Data items
--- BEGIN ---
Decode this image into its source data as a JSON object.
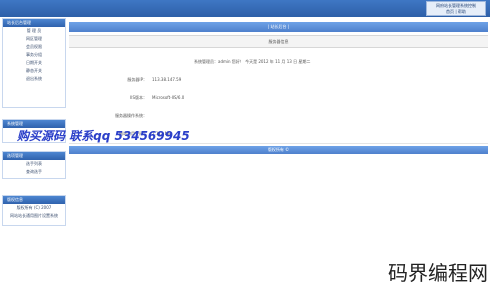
{
  "top": {
    "right_title": "网府站长管理系统控制",
    "right_links": "首页 | 帮助"
  },
  "sidebar": {
    "sections": [
      {
        "title": "站长后台管理",
        "items": [
          "管 理 员",
          "网区管理",
          "会员权限",
          "事务分组",
          "日期开关",
          "静态开关",
          "退出系统"
        ]
      },
      {
        "title": "系统管理",
        "items": []
      },
      {
        "title": "选项管理",
        "items": [
          "选手列表",
          "查询选手"
        ]
      },
      {
        "title": "版权信息",
        "items": [
          "版权所有 (C) 2007",
          "网站站长通用图片设置系统"
        ]
      }
    ]
  },
  "main": {
    "header": "| 站长后台 |",
    "panel_title": "服务器信息",
    "rows": [
      {
        "label": "",
        "value": "系统管理员：admin 您好！ 今天是 2012 年 11 月 13 日 星期二"
      },
      {
        "label": "服务器IP：",
        "value": "113.38.147.59"
      },
      {
        "label": "IIS版本：",
        "value": "Microsoft-IIS/6.0"
      },
      {
        "label": "服务器操作系统：",
        "value": ""
      },
      {
        "label": "网站占用空间：",
        "value": "1.112 MB"
      }
    ],
    "footer": "版权所有 ©"
  },
  "watermark": "购买源码 联系qq 534569945",
  "bottom_brand": "码界编程网"
}
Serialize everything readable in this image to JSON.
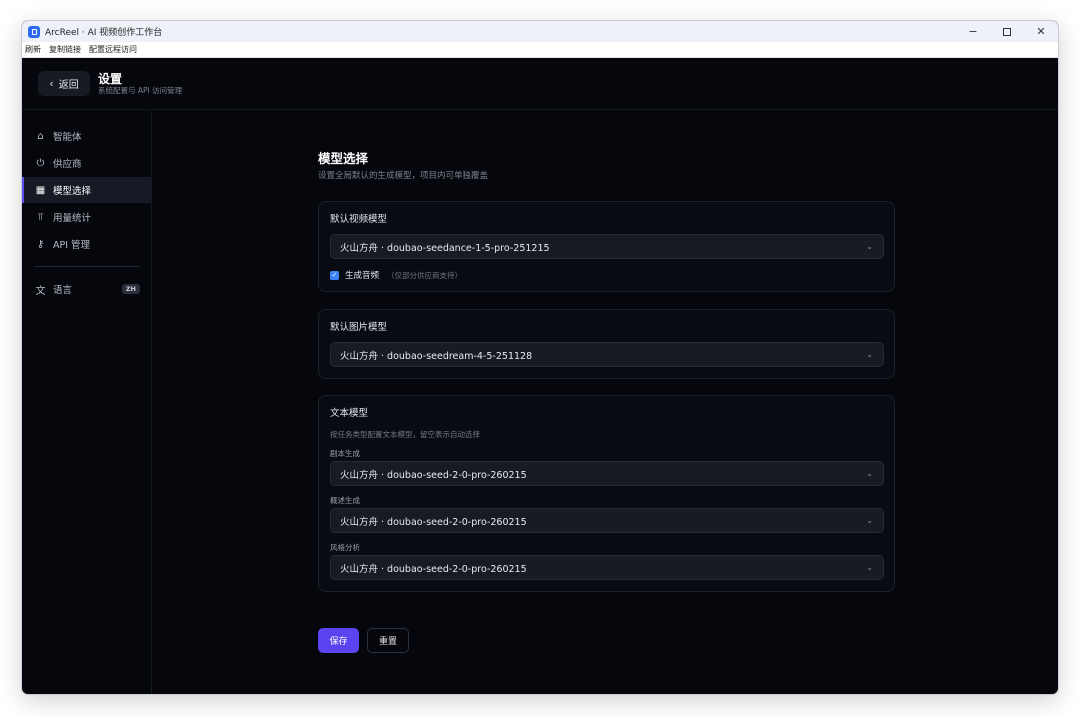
{
  "window": {
    "title": "ArcReel · AI 视频创作工作台",
    "controls": {
      "minimize": "−",
      "close": "✕"
    }
  },
  "menubar": {
    "items": [
      "刷新",
      "复制链接",
      "配置远程访问"
    ]
  },
  "header": {
    "back_label": "返回",
    "back_icon": "chevron-left-icon",
    "title": "设置",
    "subtitle": "系统配置与 API 访问管理"
  },
  "sidebar": {
    "items": [
      {
        "label": "智能体",
        "icon": "robot-icon",
        "glyph": "⌂",
        "active": false
      },
      {
        "label": "供应商",
        "icon": "plug-icon",
        "glyph": "⏻",
        "active": false
      },
      {
        "label": "模型选择",
        "icon": "film-icon",
        "glyph": "▦",
        "active": true
      },
      {
        "label": "用量统计",
        "icon": "bar-chart-icon",
        "glyph": "⫪",
        "active": false
      },
      {
        "label": "API 管理",
        "icon": "key-icon",
        "glyph": "⚷",
        "active": false
      }
    ],
    "language": {
      "label": "语言",
      "icon": "translate-icon",
      "glyph": "文",
      "badge": "ZH"
    }
  },
  "main": {
    "title": "模型选择",
    "description": "设置全局默认的生成模型，项目内可单独覆盖",
    "video_card": {
      "title": "默认视频模型",
      "selected": "火山方舟 · doubao-seedance-1-5-pro-251215",
      "audio_checkbox": {
        "checked": true,
        "label": "生成音频",
        "hint": "（仅部分供应商支持）"
      }
    },
    "image_card": {
      "title": "默认图片模型",
      "selected": "火山方舟 · doubao-seedream-4-5-251128"
    },
    "text_card": {
      "title": "文本模型",
      "description": "按任务类型配置文本模型，留空表示自动选择",
      "fields": [
        {
          "label": "剧本生成",
          "selected": "火山方舟 · doubao-seed-2-0-pro-260215"
        },
        {
          "label": "概述生成",
          "selected": "火山方舟 · doubao-seed-2-0-pro-260215"
        },
        {
          "label": "风格分析",
          "selected": "火山方舟 · doubao-seed-2-0-pro-260215"
        }
      ]
    },
    "actions": {
      "save_label": "保存",
      "reset_label": "重置"
    }
  },
  "colors": {
    "accent": "#5b43f0",
    "checkbox": "#3a82f6",
    "background": "#05070c"
  }
}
--- END ---
**Challenge:** Lines in the records that hold the word "value" are to be counted; give only the total.

**Complete answer:** 5